== EXTRACTED ENTRIES
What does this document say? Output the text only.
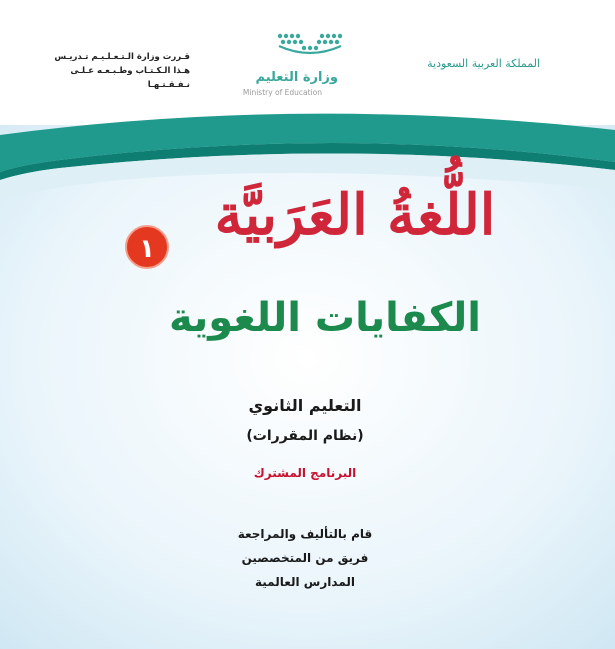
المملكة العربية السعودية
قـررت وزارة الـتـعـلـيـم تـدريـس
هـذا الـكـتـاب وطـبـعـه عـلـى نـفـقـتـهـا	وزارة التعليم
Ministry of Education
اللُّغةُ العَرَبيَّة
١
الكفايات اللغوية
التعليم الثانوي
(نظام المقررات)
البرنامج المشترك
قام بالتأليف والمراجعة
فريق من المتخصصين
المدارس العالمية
====
== EXTRACTED ENTRIES
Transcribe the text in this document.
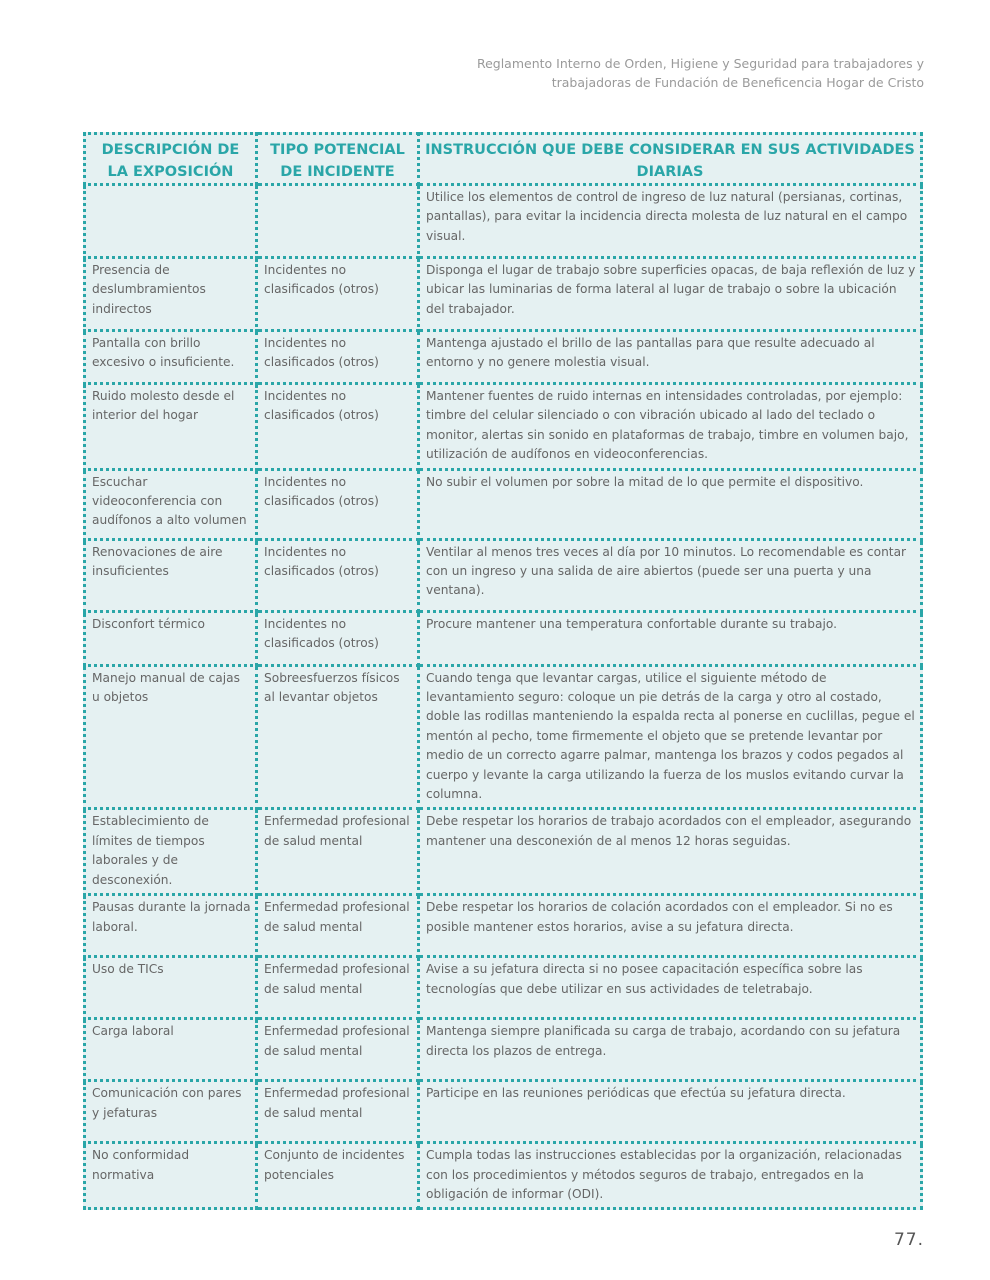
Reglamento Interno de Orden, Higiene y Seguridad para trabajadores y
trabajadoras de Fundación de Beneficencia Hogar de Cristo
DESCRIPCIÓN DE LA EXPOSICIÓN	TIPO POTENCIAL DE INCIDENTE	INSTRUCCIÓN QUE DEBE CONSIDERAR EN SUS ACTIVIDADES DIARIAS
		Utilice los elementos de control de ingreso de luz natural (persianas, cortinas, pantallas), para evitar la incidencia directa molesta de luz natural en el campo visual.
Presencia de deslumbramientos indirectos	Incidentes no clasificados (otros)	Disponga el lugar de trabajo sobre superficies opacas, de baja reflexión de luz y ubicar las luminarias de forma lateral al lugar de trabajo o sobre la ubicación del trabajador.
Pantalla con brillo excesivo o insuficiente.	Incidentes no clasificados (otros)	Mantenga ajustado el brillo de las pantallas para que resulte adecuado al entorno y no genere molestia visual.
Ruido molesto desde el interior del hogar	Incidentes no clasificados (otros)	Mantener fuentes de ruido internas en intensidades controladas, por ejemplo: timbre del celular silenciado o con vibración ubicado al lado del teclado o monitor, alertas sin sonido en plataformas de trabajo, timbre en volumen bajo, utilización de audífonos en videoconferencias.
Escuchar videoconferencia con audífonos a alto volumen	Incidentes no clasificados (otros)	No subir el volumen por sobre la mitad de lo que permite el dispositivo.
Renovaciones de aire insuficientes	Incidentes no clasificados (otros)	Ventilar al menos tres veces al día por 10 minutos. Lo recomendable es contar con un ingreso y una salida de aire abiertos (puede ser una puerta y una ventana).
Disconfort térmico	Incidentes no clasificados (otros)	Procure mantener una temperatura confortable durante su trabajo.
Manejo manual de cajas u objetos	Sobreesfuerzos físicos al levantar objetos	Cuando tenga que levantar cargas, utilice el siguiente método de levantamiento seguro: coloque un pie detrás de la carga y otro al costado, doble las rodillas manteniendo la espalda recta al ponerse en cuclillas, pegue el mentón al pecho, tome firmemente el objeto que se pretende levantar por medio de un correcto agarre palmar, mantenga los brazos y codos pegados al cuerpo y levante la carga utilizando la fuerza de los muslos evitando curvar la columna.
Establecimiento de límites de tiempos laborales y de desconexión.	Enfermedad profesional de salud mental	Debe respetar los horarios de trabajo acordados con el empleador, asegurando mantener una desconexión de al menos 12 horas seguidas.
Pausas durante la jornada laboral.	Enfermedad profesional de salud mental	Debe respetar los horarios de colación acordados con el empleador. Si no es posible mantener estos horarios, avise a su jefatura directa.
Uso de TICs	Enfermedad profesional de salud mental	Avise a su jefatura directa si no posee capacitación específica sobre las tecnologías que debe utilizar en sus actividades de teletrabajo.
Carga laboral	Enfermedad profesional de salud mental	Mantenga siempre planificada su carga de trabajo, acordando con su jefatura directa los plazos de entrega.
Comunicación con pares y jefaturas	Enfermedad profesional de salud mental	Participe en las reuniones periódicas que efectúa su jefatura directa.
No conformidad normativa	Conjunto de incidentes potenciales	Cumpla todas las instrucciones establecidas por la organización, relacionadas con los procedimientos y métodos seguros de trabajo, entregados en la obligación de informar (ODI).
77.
====
◆ **THE PROBLEM**: Set out every line from the material that contains the string "document".

◆ **OUTPUT OF THE TASK**:
What does this document say? Output the text only.
Transcribe the text in this document.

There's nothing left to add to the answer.